▶ **GOAL OF THE EXERCISE**
Output every line of the data exactly as it appears.

Figure content listings
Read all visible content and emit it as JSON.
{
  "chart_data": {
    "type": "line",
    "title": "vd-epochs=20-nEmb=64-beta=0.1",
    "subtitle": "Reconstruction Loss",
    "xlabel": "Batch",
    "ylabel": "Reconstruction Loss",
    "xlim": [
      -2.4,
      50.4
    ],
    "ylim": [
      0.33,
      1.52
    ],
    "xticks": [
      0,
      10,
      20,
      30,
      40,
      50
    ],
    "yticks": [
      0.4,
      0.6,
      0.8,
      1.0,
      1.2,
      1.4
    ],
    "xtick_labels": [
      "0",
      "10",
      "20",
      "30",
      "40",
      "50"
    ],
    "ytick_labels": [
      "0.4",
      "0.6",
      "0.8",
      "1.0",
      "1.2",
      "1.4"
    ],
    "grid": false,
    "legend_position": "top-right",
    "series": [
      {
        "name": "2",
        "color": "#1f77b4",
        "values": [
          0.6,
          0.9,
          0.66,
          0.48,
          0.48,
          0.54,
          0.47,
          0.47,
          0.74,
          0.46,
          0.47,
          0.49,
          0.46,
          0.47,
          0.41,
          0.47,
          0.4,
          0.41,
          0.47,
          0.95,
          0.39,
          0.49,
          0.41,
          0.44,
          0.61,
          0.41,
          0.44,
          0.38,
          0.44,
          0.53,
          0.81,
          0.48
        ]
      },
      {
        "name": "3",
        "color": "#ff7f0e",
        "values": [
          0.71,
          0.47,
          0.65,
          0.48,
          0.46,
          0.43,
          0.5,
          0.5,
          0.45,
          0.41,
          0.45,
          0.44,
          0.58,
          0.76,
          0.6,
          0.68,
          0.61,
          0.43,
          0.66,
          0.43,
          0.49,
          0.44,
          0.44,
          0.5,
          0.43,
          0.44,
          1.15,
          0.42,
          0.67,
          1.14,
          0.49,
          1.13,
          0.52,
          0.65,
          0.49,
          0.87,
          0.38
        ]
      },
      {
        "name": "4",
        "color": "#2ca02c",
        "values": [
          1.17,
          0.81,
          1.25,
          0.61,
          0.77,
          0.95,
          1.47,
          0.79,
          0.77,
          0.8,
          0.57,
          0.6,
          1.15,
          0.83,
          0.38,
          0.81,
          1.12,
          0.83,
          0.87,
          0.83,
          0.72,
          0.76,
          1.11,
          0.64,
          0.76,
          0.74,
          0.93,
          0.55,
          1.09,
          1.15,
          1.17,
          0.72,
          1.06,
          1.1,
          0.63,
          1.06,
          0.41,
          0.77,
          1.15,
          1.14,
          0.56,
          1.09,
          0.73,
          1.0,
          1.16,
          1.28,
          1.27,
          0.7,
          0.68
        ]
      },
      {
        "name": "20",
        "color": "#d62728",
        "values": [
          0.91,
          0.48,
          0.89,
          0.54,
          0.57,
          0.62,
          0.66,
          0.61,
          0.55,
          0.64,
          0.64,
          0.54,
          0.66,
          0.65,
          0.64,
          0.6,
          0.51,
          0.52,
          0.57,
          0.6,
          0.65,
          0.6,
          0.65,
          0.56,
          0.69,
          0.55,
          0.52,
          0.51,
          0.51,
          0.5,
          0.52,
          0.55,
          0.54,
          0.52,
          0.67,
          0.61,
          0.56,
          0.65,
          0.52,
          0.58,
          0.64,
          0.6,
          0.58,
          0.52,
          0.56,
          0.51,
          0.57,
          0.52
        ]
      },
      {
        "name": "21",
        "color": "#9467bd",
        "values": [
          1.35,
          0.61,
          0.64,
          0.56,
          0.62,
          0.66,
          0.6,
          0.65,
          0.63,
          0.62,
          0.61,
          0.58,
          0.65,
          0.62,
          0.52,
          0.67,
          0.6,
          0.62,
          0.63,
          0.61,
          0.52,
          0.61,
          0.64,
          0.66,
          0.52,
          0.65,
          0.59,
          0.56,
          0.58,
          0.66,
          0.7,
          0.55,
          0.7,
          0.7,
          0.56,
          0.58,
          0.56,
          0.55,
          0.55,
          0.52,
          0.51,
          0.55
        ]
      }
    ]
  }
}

▶ **SOLUTION FOR THIS PROBLEM**
Read all visible content and emit it as JSON.
{
  "chart_data": {
    "type": "line",
    "title": "vd-epochs=20-nEmb=64-beta=0.1",
    "subtitle": "Reconstruction Loss",
    "xlabel": "Batch",
    "ylabel": "Reconstruction Loss",
    "xlim": [
      -2.4,
      50.4
    ],
    "ylim": [
      0.33,
      1.52
    ],
    "xticks": [
      0,
      10,
      20,
      30,
      40,
      50
    ],
    "yticks": [
      0.4,
      0.6,
      0.8,
      1.0,
      1.2,
      1.4
    ],
    "xtick_labels": [
      "0",
      "10",
      "20",
      "30",
      "40",
      "50"
    ],
    "ytick_labels": [
      "0.4",
      "0.6",
      "0.8",
      "1.0",
      "1.2",
      "1.4"
    ],
    "grid": false,
    "legend_position": "top-right",
    "series": [
      {
        "name": "2",
        "color": "#1f77b4",
        "values": [
          0.6,
          0.9,
          0.66,
          0.48,
          0.48,
          0.54,
          0.47,
          0.47,
          0.74,
          0.46,
          0.47,
          0.49,
          0.46,
          0.47,
          0.41,
          0.47,
          0.4,
          0.41,
          0.47,
          0.95,
          0.39,
          0.49,
          0.41,
          0.44,
          0.61,
          0.41,
          0.44,
          0.38,
          0.44,
          0.53,
          0.81,
          0.48
        ]
      },
      {
        "name": "3",
        "color": "#ff7f0e",
        "values": [
          0.71,
          0.47,
          0.65,
          0.48,
          0.46,
          0.43,
          0.5,
          0.5,
          0.45,
          0.41,
          0.45,
          0.44,
          0.58,
          0.76,
          0.6,
          0.68,
          0.61,
          0.43,
          0.66,
          0.43,
          0.49,
          0.44,
          0.44,
          0.5,
          0.43,
          0.44,
          1.15,
          0.42,
          0.67,
          1.14,
          0.49,
          1.13,
          0.52,
          0.65,
          0.49,
          0.87,
          0.38
        ]
      },
      {
        "name": "4",
        "color": "#2ca02c",
        "values": [
          1.17,
          0.81,
          1.25,
          0.61,
          0.77,
          0.95,
          1.47,
          0.79,
          0.77,
          0.8,
          0.57,
          0.6,
          1.15,
          0.83,
          0.38,
          0.81,
          1.12,
          0.83,
          0.87,
          0.83,
          0.72,
          0.76,
          1.11,
          0.64,
          0.76,
          0.74,
          0.93,
          0.55,
          1.09,
          1.15,
          1.17,
          0.72,
          1.06,
          1.1,
          0.63,
          1.06,
          0.41,
          0.77,
          1.15,
          1.14,
          0.56,
          1.09,
          0.73,
          1.0,
          1.16,
          1.28,
          1.27,
          0.7,
          0.68
        ]
      },
      {
        "name": "20",
        "color": "#d62728",
        "values": [
          0.91,
          0.48,
          0.89,
          0.54,
          0.57,
          0.62,
          0.66,
          0.61,
          0.55,
          0.64,
          0.64,
          0.54,
          0.66,
          0.65,
          0.64,
          0.6,
          0.51,
          0.52,
          0.57,
          0.6,
          0.65,
          0.6,
          0.65,
          0.56,
          0.69,
          0.55,
          0.52,
          0.51,
          0.51,
          0.5,
          0.52,
          0.55,
          0.54,
          0.52,
          0.67,
          0.61,
          0.56,
          0.65,
          0.52,
          0.58,
          0.64,
          0.6,
          0.58,
          0.52,
          0.56,
          0.51,
          0.57,
          0.52
        ]
      },
      {
        "name": "21",
        "color": "#9467bd",
        "values": [
          1.35,
          0.61,
          0.64,
          0.56,
          0.62,
          0.66,
          0.6,
          0.65,
          0.63,
          0.62,
          0.61,
          0.58,
          0.65,
          0.62,
          0.52,
          0.67,
          0.6,
          0.62,
          0.63,
          0.61,
          0.52,
          0.61,
          0.64,
          0.66,
          0.52,
          0.65,
          0.59,
          0.56,
          0.58,
          0.66,
          0.7,
          0.55,
          0.7,
          0.7,
          0.56,
          0.58,
          0.56,
          0.55,
          0.55,
          0.52,
          0.51,
          0.55
        ]
      }
    ]
  }
}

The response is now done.